Please write out again the items starting with the line with "sidebar-item-users[interactable] (471, 524, 509, 556)" and going on through the line with "site-language-dropdown-list[interactable]: Arabic - العربية", replacing "radio-button" with "option-toggle" and leaving everything else unchanged.
————————
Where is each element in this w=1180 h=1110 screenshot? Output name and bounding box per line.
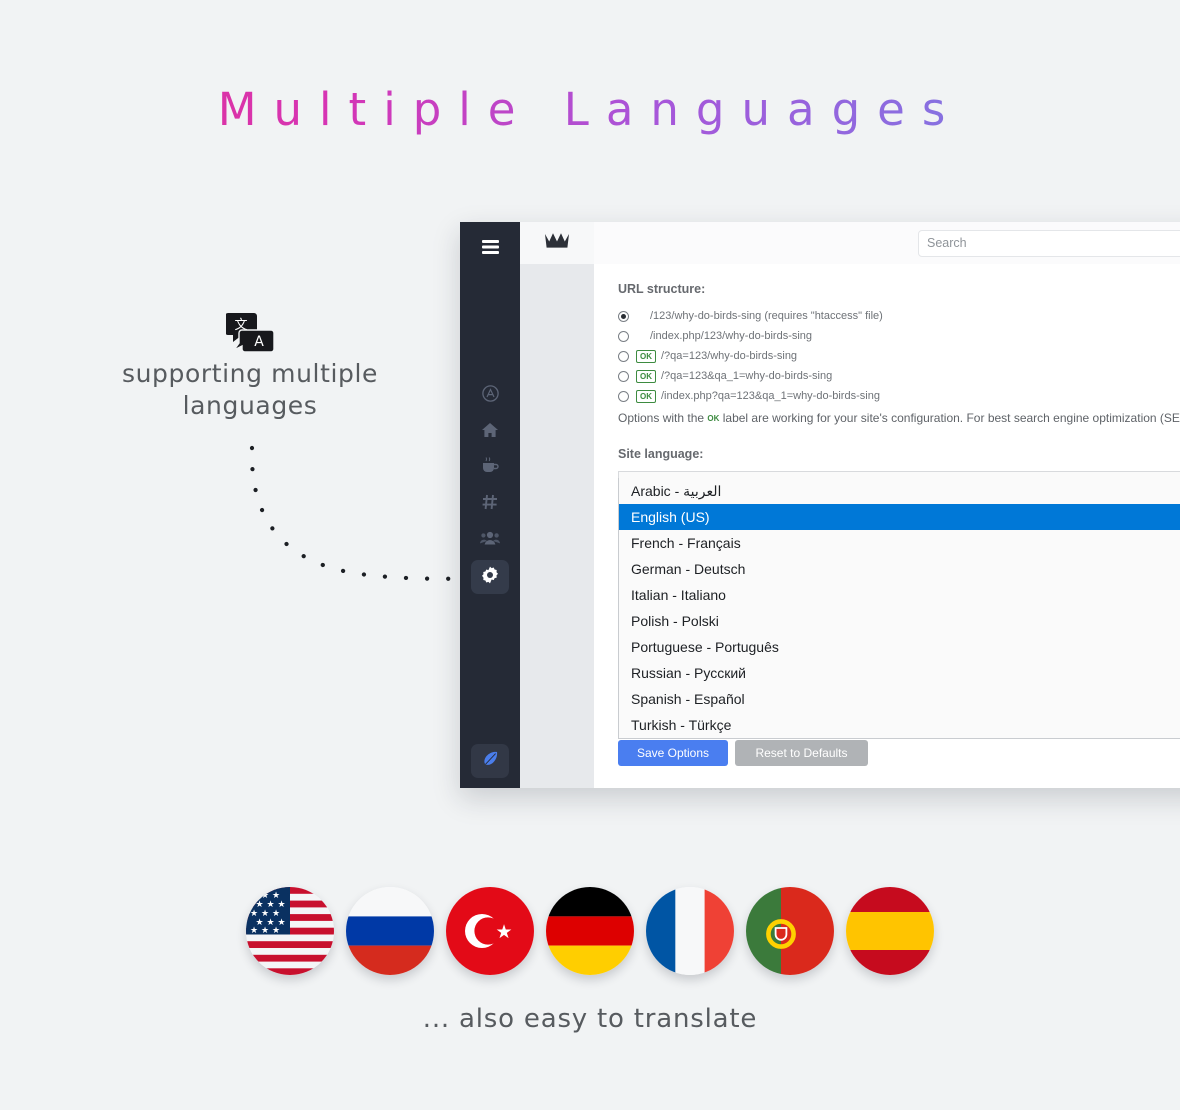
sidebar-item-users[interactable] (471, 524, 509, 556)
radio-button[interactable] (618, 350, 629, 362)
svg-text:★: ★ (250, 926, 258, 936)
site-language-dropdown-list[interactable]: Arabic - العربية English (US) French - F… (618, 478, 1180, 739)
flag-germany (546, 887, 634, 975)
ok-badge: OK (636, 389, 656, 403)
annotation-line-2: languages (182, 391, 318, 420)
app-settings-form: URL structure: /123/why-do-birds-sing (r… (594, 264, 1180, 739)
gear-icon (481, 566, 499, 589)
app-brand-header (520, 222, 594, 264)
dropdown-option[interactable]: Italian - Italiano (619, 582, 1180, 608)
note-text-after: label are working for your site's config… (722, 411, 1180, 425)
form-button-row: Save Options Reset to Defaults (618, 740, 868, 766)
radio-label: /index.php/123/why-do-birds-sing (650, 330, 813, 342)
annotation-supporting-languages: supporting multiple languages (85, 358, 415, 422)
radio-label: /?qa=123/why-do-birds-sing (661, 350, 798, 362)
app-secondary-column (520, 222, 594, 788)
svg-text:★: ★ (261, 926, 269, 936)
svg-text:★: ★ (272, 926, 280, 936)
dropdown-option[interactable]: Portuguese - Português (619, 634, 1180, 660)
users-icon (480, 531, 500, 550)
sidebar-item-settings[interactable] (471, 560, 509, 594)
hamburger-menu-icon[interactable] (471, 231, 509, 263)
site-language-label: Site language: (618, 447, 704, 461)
————————
Reply to the task —
sidebar-item-users[interactable] (471, 524, 509, 556)
option-toggle[interactable] (618, 350, 629, 362)
svg-text:★: ★ (250, 926, 258, 936)
site-language-dropdown-list[interactable]: Arabic - العربية English (US) French - F… (618, 478, 1180, 739)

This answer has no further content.